WHAT IS NEEDED: Identify all lines in the listing that include the word "this", and copy them out.

Chart and figure data:
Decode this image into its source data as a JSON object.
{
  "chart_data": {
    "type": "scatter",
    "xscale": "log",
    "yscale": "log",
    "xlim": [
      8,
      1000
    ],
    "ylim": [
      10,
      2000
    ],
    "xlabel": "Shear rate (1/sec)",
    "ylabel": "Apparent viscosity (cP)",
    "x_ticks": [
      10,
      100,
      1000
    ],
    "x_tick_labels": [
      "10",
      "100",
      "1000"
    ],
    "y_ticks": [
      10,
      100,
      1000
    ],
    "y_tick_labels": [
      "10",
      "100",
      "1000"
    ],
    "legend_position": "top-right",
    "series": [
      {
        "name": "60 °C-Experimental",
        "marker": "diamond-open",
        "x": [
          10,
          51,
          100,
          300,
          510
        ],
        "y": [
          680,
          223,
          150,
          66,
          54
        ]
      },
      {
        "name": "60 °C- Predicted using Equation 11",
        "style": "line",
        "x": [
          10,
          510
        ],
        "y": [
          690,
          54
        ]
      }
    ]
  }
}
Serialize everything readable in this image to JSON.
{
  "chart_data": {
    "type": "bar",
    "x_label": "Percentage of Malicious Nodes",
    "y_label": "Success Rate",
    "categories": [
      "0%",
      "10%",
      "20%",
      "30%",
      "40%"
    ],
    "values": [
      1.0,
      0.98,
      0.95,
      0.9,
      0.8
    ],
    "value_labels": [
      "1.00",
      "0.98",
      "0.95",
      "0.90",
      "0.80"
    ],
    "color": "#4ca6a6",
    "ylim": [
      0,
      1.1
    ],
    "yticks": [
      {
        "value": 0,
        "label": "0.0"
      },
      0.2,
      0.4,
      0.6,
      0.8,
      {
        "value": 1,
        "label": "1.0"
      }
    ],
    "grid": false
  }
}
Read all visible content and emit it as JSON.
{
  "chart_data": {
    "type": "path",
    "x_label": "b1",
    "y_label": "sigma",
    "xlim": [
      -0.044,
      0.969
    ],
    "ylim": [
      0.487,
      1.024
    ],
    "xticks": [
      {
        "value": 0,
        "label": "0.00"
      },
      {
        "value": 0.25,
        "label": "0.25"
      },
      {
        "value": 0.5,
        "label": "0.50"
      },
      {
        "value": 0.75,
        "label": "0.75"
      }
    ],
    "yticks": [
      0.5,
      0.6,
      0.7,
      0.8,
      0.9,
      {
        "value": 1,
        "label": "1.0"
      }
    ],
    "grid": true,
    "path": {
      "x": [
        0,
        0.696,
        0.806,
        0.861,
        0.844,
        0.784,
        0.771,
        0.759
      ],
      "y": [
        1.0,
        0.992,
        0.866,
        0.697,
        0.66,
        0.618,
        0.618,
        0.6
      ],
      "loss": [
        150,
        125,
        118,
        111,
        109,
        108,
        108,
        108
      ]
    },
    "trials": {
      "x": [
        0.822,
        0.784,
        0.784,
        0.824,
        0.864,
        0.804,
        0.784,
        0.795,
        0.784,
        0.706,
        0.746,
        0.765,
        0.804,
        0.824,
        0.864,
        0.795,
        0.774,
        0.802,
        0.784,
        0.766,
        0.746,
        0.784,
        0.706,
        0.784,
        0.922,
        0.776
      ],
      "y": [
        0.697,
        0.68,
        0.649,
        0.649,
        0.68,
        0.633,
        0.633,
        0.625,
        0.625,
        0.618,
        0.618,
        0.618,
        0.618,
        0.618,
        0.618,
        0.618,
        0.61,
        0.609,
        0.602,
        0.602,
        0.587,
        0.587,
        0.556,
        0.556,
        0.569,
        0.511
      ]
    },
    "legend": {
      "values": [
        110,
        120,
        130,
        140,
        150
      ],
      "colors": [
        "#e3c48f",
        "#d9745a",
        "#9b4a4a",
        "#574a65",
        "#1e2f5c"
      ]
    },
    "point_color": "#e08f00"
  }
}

SOLUTION:
Decode this image into its source data as a JSON object.
Serialize everything readable in this image to JSON.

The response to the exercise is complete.